-- Entries provided start --
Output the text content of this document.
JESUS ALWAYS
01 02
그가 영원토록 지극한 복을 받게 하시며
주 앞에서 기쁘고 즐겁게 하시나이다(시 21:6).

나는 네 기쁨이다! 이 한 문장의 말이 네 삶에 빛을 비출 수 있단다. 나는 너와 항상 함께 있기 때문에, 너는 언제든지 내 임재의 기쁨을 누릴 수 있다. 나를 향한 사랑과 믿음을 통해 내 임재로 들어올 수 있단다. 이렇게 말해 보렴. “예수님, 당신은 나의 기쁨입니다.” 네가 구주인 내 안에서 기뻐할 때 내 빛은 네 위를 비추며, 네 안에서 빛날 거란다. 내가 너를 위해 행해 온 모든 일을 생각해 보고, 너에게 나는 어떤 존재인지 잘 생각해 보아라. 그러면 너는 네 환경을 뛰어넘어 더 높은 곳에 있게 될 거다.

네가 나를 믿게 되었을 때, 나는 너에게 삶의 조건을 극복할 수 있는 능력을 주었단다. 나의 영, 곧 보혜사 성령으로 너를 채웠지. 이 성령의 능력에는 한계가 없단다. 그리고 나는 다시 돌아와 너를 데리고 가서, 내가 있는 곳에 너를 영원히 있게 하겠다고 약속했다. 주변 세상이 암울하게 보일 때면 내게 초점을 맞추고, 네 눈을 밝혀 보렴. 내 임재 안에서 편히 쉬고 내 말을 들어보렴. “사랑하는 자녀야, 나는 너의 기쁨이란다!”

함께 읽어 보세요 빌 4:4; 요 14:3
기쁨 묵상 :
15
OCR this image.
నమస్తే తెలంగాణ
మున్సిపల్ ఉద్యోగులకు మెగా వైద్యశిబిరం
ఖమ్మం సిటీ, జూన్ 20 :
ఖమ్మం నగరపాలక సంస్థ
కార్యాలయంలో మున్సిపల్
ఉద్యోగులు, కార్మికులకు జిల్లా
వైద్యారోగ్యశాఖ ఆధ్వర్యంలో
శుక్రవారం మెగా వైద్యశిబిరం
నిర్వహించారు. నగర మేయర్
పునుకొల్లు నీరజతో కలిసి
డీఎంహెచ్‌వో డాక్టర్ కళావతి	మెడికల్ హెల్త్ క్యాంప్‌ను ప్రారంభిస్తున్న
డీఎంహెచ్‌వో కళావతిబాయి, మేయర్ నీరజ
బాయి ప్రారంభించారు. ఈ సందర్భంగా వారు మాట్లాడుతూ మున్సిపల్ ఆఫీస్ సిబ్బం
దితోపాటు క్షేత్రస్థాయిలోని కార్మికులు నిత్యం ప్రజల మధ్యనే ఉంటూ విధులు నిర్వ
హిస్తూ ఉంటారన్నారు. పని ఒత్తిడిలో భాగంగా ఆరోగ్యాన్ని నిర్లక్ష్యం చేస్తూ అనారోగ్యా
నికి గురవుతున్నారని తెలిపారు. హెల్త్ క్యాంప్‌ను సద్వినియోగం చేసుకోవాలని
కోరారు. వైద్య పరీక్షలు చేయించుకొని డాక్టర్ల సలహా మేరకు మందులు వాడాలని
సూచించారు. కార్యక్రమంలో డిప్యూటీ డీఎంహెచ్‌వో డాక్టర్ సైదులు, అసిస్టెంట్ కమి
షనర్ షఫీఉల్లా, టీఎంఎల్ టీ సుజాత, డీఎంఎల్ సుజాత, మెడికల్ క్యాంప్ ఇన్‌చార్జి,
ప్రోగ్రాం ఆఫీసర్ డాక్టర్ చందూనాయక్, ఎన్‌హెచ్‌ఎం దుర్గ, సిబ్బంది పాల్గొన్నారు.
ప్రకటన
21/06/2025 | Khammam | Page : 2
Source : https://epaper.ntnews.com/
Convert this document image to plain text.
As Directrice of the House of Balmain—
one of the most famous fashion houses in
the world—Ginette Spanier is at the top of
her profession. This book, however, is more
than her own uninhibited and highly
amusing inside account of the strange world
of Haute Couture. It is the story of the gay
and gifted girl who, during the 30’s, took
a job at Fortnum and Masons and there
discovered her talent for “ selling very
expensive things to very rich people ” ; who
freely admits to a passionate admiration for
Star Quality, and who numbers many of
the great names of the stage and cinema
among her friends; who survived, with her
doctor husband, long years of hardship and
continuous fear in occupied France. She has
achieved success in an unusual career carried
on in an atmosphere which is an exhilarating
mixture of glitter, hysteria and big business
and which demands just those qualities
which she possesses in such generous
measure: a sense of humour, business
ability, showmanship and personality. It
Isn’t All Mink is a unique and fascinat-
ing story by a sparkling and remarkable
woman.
-- Entries provided end --
> [Goal of the exercise]
List every line from the entries above in which "text" appears.

> [Exercise output]
Output the text content of this document.
Convert this document image to plain text.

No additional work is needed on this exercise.